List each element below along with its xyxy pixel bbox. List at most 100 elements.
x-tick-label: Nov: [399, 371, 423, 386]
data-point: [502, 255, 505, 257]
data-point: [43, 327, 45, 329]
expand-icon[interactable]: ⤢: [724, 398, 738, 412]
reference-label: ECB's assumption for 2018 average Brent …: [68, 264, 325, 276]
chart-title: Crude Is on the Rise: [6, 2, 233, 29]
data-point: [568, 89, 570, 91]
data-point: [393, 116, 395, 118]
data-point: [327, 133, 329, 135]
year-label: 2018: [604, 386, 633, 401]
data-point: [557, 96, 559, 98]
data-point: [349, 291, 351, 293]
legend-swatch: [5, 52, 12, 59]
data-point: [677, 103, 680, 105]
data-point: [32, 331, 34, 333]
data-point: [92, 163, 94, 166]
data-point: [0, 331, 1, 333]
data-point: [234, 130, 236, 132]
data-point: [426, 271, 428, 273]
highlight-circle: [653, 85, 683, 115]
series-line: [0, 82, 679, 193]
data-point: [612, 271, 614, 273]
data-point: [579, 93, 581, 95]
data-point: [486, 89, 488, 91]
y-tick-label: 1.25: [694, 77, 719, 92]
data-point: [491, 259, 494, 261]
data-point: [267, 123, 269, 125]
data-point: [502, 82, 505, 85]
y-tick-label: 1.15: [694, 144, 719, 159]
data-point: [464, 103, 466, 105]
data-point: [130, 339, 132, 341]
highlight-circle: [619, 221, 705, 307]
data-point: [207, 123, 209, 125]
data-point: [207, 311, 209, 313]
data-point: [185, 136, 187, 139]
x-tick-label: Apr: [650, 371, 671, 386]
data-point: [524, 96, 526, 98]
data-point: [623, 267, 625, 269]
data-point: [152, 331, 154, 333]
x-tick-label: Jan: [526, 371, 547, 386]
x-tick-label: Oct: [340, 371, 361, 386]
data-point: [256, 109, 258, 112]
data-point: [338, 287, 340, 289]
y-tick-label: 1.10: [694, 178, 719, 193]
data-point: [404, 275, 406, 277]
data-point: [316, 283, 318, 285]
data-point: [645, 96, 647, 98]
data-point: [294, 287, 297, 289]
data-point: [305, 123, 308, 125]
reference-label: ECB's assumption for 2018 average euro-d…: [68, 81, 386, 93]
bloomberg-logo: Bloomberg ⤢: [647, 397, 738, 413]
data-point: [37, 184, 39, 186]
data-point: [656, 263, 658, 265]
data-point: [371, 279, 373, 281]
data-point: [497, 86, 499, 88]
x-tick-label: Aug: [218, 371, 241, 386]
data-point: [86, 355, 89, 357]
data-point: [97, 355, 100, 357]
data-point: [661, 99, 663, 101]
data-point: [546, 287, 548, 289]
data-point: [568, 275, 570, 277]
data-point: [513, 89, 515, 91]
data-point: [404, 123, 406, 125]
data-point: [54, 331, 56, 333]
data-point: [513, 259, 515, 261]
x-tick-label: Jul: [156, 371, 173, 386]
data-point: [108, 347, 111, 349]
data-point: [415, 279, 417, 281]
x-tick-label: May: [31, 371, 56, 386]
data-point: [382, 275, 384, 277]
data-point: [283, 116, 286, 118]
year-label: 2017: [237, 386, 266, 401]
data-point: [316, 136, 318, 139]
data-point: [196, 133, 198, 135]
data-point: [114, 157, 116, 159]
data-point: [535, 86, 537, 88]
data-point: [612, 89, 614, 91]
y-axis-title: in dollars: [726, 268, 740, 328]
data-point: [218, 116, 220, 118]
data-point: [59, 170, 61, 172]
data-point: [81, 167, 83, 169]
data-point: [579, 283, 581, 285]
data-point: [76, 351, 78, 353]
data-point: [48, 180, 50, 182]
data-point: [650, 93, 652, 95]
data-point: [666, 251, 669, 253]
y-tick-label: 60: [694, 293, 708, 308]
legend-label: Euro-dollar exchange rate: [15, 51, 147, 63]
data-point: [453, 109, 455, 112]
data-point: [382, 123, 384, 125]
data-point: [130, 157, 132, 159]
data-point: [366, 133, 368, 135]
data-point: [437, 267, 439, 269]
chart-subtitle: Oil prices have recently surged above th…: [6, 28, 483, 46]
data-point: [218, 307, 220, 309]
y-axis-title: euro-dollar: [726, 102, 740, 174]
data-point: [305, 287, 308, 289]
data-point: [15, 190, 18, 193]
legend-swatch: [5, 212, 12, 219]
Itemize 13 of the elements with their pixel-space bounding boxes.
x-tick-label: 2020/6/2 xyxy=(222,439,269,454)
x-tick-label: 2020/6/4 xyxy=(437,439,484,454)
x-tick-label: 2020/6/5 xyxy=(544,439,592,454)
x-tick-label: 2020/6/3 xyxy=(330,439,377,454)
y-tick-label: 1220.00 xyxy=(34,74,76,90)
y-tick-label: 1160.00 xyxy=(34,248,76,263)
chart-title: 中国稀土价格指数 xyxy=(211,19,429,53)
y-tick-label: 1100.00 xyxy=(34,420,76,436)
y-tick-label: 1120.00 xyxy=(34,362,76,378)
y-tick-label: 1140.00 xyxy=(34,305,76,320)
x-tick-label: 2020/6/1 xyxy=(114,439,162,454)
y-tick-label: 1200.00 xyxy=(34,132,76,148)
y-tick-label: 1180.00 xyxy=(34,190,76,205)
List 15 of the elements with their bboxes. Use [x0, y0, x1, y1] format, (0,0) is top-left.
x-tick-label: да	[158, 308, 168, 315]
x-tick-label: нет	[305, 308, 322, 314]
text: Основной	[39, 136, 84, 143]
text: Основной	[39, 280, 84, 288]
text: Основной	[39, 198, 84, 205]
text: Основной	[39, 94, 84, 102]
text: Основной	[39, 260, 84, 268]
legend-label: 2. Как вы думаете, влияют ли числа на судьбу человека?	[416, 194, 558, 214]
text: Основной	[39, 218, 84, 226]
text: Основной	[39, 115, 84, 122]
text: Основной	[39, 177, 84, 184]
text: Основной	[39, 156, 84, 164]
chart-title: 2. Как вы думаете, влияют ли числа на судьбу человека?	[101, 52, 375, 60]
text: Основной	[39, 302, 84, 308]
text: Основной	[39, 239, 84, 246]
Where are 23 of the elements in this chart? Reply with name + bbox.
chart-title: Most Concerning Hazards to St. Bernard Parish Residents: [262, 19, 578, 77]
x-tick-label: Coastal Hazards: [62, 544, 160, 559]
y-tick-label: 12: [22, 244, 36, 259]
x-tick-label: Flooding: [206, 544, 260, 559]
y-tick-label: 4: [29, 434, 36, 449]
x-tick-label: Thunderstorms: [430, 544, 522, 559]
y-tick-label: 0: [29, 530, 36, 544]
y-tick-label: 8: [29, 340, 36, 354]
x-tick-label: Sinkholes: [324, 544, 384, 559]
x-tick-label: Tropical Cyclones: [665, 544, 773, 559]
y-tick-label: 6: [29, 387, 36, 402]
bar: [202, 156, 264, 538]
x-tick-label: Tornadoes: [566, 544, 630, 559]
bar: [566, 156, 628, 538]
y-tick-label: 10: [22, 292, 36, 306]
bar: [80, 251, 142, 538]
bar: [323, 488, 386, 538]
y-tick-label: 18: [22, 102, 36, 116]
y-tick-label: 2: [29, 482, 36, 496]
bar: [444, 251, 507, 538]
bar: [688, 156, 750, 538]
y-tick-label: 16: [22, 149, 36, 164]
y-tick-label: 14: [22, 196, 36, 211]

--- --- ---

Written instruction
Copy every line of the entries above word for word, without changing any character.

Answer to the exercise
List each element below along with its xyxy pixel bbox. List at most 100 elements.
x-tick-label: Nov: [399, 371, 423, 386]
data-point: [502, 255, 505, 257]
data-point: [43, 327, 45, 329]
expand-icon[interactable]: ⤢: [724, 398, 738, 412]
reference-label: ECB's assumption for 2018 average Brent …: [68, 264, 325, 276]
chart-title: Crude Is on the Rise: [6, 2, 233, 29]
data-point: [568, 89, 570, 91]
data-point: [393, 116, 395, 118]
data-point: [327, 133, 329, 135]
year-label: 2018: [604, 386, 633, 401]
data-point: [557, 96, 559, 98]
data-point: [349, 291, 351, 293]
legend-swatch: [5, 52, 12, 59]
data-point: [677, 103, 680, 105]
data-point: [32, 331, 34, 333]
data-point: [92, 163, 94, 166]
data-point: [0, 331, 1, 333]
data-point: [234, 130, 236, 132]
data-point: [426, 271, 428, 273]
highlight-circle: [653, 85, 683, 115]
series-line: [0, 82, 679, 193]
data-point: [612, 271, 614, 273]
data-point: [579, 93, 581, 95]
data-point: [486, 89, 488, 91]
y-tick-label: 1.25: [694, 77, 719, 92]
data-point: [491, 259, 494, 261]
data-point: [267, 123, 269, 125]
data-point: [502, 82, 505, 85]
y-tick-label: 1.15: [694, 144, 719, 159]
data-point: [464, 103, 466, 105]
data-point: [130, 339, 132, 341]
highlight-circle: [619, 221, 705, 307]
data-point: [207, 123, 209, 125]
data-point: [207, 311, 209, 313]
data-point: [185, 136, 187, 139]
x-tick-label: Apr: [650, 371, 671, 386]
data-point: [524, 96, 526, 98]
data-point: [623, 267, 625, 269]
data-point: [152, 331, 154, 333]
x-tick-label: Jan: [526, 371, 547, 386]
x-tick-label: Oct: [340, 371, 361, 386]
data-point: [256, 109, 258, 112]
data-point: [338, 287, 340, 289]
y-tick-label: 1.10: [694, 178, 719, 193]
data-point: [404, 275, 406, 277]
data-point: [316, 283, 318, 285]
data-point: [645, 96, 647, 98]
data-point: [294, 287, 297, 289]
data-point: [305, 123, 308, 125]
reference-label: ECB's assumption for 2018 average euro-d…: [68, 81, 386, 93]
bloomberg-logo: Bloomberg ⤢: [647, 397, 738, 413]
data-point: [37, 184, 39, 186]
data-point: [656, 263, 658, 265]
data-point: [371, 279, 373, 281]
data-point: [497, 86, 499, 88]
x-tick-label: Aug: [218, 371, 241, 386]
data-point: [86, 355, 89, 357]
data-point: [97, 355, 100, 357]
data-point: [661, 99, 663, 101]
data-point: [546, 287, 548, 289]
data-point: [568, 275, 570, 277]
data-point: [513, 89, 515, 91]
data-point: [404, 123, 406, 125]
data-point: [54, 331, 56, 333]
data-point: [513, 259, 515, 261]
x-tick-label: Jul: [156, 371, 173, 386]
data-point: [108, 347, 111, 349]
data-point: [415, 279, 417, 281]
x-tick-label: May: [31, 371, 56, 386]
data-point: [382, 275, 384, 277]
data-point: [283, 116, 286, 118]
year-label: 2017: [237, 386, 266, 401]
data-point: [316, 136, 318, 139]
data-point: [196, 133, 198, 135]
data-point: [114, 157, 116, 159]
data-point: [535, 86, 537, 88]
data-point: [612, 89, 614, 91]
y-axis-title: in dollars: [726, 268, 740, 328]
data-point: [218, 116, 220, 118]
data-point: [59, 170, 61, 172]
data-point: [81, 167, 83, 169]
data-point: [579, 283, 581, 285]
data-point: [76, 351, 78, 353]
data-point: [48, 180, 50, 182]
data-point: [650, 93, 652, 95]
data-point: [666, 251, 669, 253]
y-tick-label: 60: [694, 293, 708, 308]
legend-label: Euro-dollar exchange rate: [15, 51, 147, 63]
data-point: [453, 109, 455, 112]
data-point: [382, 123, 384, 125]
data-point: [130, 157, 132, 159]
data-point: [366, 133, 368, 135]
data-point: [437, 267, 439, 269]
chart-subtitle: Oil prices have recently surged above th…: [6, 28, 483, 46]
data-point: [218, 307, 220, 309]
y-axis-title: euro-dollar: [726, 102, 740, 174]
data-point: [305, 287, 308, 289]
data-point: [15, 190, 18, 193]
legend-swatch: [5, 212, 12, 219]
Itemize 13 of the elements with their pixel-space bounding boxes.
x-tick-label: 2020/6/2 xyxy=(222,439,269,454)
x-tick-label: 2020/6/4 xyxy=(437,439,484,454)
x-tick-label: 2020/6/5 xyxy=(544,439,592,454)
x-tick-label: 2020/6/3 xyxy=(330,439,377,454)
y-tick-label: 1220.00 xyxy=(34,74,76,90)
y-tick-label: 1160.00 xyxy=(34,248,76,263)
chart-title: 中国稀土价格指数 xyxy=(211,19,429,53)
y-tick-label: 1100.00 xyxy=(34,420,76,436)
y-tick-label: 1120.00 xyxy=(34,362,76,378)
y-tick-label: 1140.00 xyxy=(34,305,76,320)
x-tick-label: 2020/6/1 xyxy=(114,439,162,454)
y-tick-label: 1200.00 xyxy=(34,132,76,148)
y-tick-label: 1180.00 xyxy=(34,190,76,205)
List 15 of the elements with their bboxes. Use [x0, y0, x1, y1] format, (0,0) is top-left.
x-tick-label: да	[158, 308, 168, 315]
x-tick-label: нет	[305, 308, 322, 314]
text: Основной	[39, 136, 84, 143]
text: Основной	[39, 280, 84, 288]
text: Основной	[39, 198, 84, 205]
text: Основной	[39, 94, 84, 102]
text: Основной	[39, 260, 84, 268]
legend-label: 2. Как вы думаете, влияют ли числа на судьбу человека?	[416, 194, 558, 214]
text: Основной	[39, 218, 84, 226]
text: Основной	[39, 115, 84, 122]
text: Основной	[39, 177, 84, 184]
text: Основной	[39, 156, 84, 164]
chart-title: 2. Как вы думаете, влияют ли числа на судьбу человека?	[101, 52, 375, 60]
text: Основной	[39, 302, 84, 308]
text: Основной	[39, 239, 84, 246]
Where are 23 of the elements in this chart? Reply with name + bbox.
chart-title: Most Concerning Hazards to St. Bernard Parish Residents: [262, 19, 578, 77]
x-tick-label: Coastal Hazards: [62, 544, 160, 559]
y-tick-label: 12: [22, 244, 36, 259]
x-tick-label: Flooding: [206, 544, 260, 559]
y-tick-label: 4: [29, 434, 36, 449]
x-tick-label: Thunderstorms: [430, 544, 522, 559]
y-tick-label: 0: [29, 530, 36, 544]
y-tick-label: 8: [29, 340, 36, 354]
x-tick-label: Sinkholes: [324, 544, 384, 559]
x-tick-label: Tropical Cyclones: [665, 544, 773, 559]
y-tick-label: 6: [29, 387, 36, 402]
bar: [202, 156, 264, 538]
x-tick-label: Tornadoes: [566, 544, 630, 559]
bar: [566, 156, 628, 538]
y-tick-label: 10: [22, 292, 36, 306]
bar: [80, 251, 142, 538]
bar: [323, 488, 386, 538]
y-tick-label: 18: [22, 102, 36, 116]
y-tick-label: 2: [29, 482, 36, 496]
bar: [444, 251, 507, 538]
bar: [688, 156, 750, 538]
y-tick-label: 16: [22, 149, 36, 164]
y-tick-label: 14: [22, 196, 36, 211]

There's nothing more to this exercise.